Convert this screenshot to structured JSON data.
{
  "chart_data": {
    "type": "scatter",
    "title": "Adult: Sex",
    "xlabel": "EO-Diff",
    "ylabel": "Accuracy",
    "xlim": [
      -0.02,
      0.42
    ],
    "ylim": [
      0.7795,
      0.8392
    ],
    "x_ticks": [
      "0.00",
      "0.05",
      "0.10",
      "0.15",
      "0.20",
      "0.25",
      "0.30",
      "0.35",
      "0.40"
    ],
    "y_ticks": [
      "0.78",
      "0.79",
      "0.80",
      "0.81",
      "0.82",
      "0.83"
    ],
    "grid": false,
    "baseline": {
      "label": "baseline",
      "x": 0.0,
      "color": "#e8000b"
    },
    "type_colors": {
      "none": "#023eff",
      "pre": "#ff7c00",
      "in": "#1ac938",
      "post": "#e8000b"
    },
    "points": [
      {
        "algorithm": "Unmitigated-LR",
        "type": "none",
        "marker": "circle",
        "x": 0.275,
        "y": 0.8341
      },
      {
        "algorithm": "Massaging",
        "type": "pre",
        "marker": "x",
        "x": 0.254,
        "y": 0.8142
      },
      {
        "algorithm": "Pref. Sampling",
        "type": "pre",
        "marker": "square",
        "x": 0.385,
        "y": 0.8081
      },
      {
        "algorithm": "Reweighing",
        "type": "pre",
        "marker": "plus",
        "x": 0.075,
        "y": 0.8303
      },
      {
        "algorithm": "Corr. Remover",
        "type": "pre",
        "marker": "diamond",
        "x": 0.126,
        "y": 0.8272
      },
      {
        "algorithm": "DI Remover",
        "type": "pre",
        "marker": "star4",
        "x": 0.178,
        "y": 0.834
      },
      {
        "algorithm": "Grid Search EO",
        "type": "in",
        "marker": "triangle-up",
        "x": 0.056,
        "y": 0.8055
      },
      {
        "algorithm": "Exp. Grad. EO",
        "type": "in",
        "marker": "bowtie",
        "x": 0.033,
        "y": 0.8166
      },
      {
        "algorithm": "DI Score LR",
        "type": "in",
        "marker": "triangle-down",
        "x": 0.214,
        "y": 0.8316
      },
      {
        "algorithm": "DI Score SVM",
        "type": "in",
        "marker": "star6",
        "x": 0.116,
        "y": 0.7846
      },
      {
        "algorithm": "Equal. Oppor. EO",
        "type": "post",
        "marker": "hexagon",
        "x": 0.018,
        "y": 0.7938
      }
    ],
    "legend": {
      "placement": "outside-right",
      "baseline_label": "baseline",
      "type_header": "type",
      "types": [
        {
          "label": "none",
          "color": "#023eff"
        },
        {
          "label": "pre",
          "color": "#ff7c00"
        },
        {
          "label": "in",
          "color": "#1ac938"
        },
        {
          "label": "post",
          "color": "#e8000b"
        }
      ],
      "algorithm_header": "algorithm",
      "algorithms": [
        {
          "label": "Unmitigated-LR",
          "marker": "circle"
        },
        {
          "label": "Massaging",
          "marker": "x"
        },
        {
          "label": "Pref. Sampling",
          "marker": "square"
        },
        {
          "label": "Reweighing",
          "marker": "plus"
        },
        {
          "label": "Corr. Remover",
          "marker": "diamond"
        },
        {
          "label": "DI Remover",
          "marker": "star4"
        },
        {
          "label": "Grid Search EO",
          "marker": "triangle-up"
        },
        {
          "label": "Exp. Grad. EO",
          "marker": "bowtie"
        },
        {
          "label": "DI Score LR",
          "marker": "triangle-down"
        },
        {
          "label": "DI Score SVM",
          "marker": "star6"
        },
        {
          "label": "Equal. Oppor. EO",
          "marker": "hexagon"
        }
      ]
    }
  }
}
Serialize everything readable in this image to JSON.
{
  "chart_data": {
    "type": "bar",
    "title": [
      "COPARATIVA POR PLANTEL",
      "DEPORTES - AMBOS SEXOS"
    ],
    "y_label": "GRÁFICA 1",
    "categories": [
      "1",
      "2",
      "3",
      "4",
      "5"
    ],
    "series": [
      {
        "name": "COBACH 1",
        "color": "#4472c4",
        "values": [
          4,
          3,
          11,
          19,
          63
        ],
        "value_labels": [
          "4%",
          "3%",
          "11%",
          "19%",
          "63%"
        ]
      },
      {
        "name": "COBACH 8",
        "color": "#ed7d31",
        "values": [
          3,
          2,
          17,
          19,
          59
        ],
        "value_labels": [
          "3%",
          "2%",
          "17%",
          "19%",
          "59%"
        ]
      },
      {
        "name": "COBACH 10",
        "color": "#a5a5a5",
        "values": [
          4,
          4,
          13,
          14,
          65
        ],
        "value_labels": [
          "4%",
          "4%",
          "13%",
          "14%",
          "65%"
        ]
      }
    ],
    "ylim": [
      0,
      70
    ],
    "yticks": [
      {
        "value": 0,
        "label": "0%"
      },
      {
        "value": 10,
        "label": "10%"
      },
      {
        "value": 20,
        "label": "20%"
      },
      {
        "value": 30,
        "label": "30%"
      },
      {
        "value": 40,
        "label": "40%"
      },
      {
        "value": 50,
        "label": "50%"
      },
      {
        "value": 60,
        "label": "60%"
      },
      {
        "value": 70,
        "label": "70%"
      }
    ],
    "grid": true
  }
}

----

== DIRECTIONS ==
Repeat every record exactly as written, please.

== FINAL RESULT ==
Convert this screenshot to structured JSON data.
{
  "chart_data": {
    "type": "scatter",
    "title": "Adult: Sex",
    "xlabel": "EO-Diff",
    "ylabel": "Accuracy",
    "xlim": [
      -0.02,
      0.42
    ],
    "ylim": [
      0.7795,
      0.8392
    ],
    "x_ticks": [
      "0.00",
      "0.05",
      "0.10",
      "0.15",
      "0.20",
      "0.25",
      "0.30",
      "0.35",
      "0.40"
    ],
    "y_ticks": [
      "0.78",
      "0.79",
      "0.80",
      "0.81",
      "0.82",
      "0.83"
    ],
    "grid": false,
    "baseline": {
      "label": "baseline",
      "x": 0.0,
      "color": "#e8000b"
    },
    "type_colors": {
      "none": "#023eff",
      "pre": "#ff7c00",
      "in": "#1ac938",
      "post": "#e8000b"
    },
    "points": [
      {
        "algorithm": "Unmitigated-LR",
        "type": "none",
        "marker": "circle",
        "x": 0.275,
        "y": 0.8341
      },
      {
        "algorithm": "Massaging",
        "type": "pre",
        "marker": "x",
        "x": 0.254,
        "y": 0.8142
      },
      {
        "algorithm": "Pref. Sampling",
        "type": "pre",
        "marker": "square",
        "x": 0.385,
        "y": 0.8081
      },
      {
        "algorithm": "Reweighing",
        "type": "pre",
        "marker": "plus",
        "x": 0.075,
        "y": 0.8303
      },
      {
        "algorithm": "Corr. Remover",
        "type": "pre",
        "marker": "diamond",
        "x": 0.126,
        "y": 0.8272
      },
      {
        "algorithm": "DI Remover",
        "type": "pre",
        "marker": "star4",
        "x": 0.178,
        "y": 0.834
      },
      {
        "algorithm": "Grid Search EO",
        "type": "in",
        "marker": "triangle-up",
        "x": 0.056,
        "y": 0.8055
      },
      {
        "algorithm": "Exp. Grad. EO",
        "type": "in",
        "marker": "bowtie",
        "x": 0.033,
        "y": 0.8166
      },
      {
        "algorithm": "DI Score LR",
        "type": "in",
        "marker": "triangle-down",
        "x": 0.214,
        "y": 0.8316
      },
      {
        "algorithm": "DI Score SVM",
        "type": "in",
        "marker": "star6",
        "x": 0.116,
        "y": 0.7846
      },
      {
        "algorithm": "Equal. Oppor. EO",
        "type": "post",
        "marker": "hexagon",
        "x": 0.018,
        "y": 0.7938
      }
    ],
    "legend": {
      "placement": "outside-right",
      "baseline_label": "baseline",
      "type_header": "type",
      "types": [
        {
          "label": "none",
          "color": "#023eff"
        },
        {
          "label": "pre",
          "color": "#ff7c00"
        },
        {
          "label": "in",
          "color": "#1ac938"
        },
        {
          "label": "post",
          "color": "#e8000b"
        }
      ],
      "algorithm_header": "algorithm",
      "algorithms": [
        {
          "label": "Unmitigated-LR",
          "marker": "circle"
        },
        {
          "label": "Massaging",
          "marker": "x"
        },
        {
          "label": "Pref. Sampling",
          "marker": "square"
        },
        {
          "label": "Reweighing",
          "marker": "plus"
        },
        {
          "label": "Corr. Remover",
          "marker": "diamond"
        },
        {
          "label": "DI Remover",
          "marker": "star4"
        },
        {
          "label": "Grid Search EO",
          "marker": "triangle-up"
        },
        {
          "label": "Exp. Grad. EO",
          "marker": "bowtie"
        },
        {
          "label": "DI Score LR",
          "marker": "triangle-down"
        },
        {
          "label": "DI Score SVM",
          "marker": "star6"
        },
        {
          "label": "Equal. Oppor. EO",
          "marker": "hexagon"
        }
      ]
    }
  }
}
Serialize everything readable in this image to JSON.
{
  "chart_data": {
    "type": "bar",
    "title": [
      "COPARATIVA POR PLANTEL",
      "DEPORTES - AMBOS SEXOS"
    ],
    "y_label": "GRÁFICA 1",
    "categories": [
      "1",
      "2",
      "3",
      "4",
      "5"
    ],
    "series": [
      {
        "name": "COBACH 1",
        "color": "#4472c4",
        "values": [
          4,
          3,
          11,
          19,
          63
        ],
        "value_labels": [
          "4%",
          "3%",
          "11%",
          "19%",
          "63%"
        ]
      },
      {
        "name": "COBACH 8",
        "color": "#ed7d31",
        "values": [
          3,
          2,
          17,
          19,
          59
        ],
        "value_labels": [
          "3%",
          "2%",
          "17%",
          "19%",
          "59%"
        ]
      },
      {
        "name": "COBACH 10",
        "color": "#a5a5a5",
        "values": [
          4,
          4,
          13,
          14,
          65
        ],
        "value_labels": [
          "4%",
          "4%",
          "13%",
          "14%",
          "65%"
        ]
      }
    ],
    "ylim": [
      0,
      70
    ],
    "yticks": [
      {
        "value": 0,
        "label": "0%"
      },
      {
        "value": 10,
        "label": "10%"
      },
      {
        "value": 20,
        "label": "20%"
      },
      {
        "value": 30,
        "label": "30%"
      },
      {
        "value": 40,
        "label": "40%"
      },
      {
        "value": 50,
        "label": "50%"
      },
      {
        "value": 60,
        "label": "60%"
      },
      {
        "value": 70,
        "label": "70%"
      }
    ],
    "grid": true
  }
}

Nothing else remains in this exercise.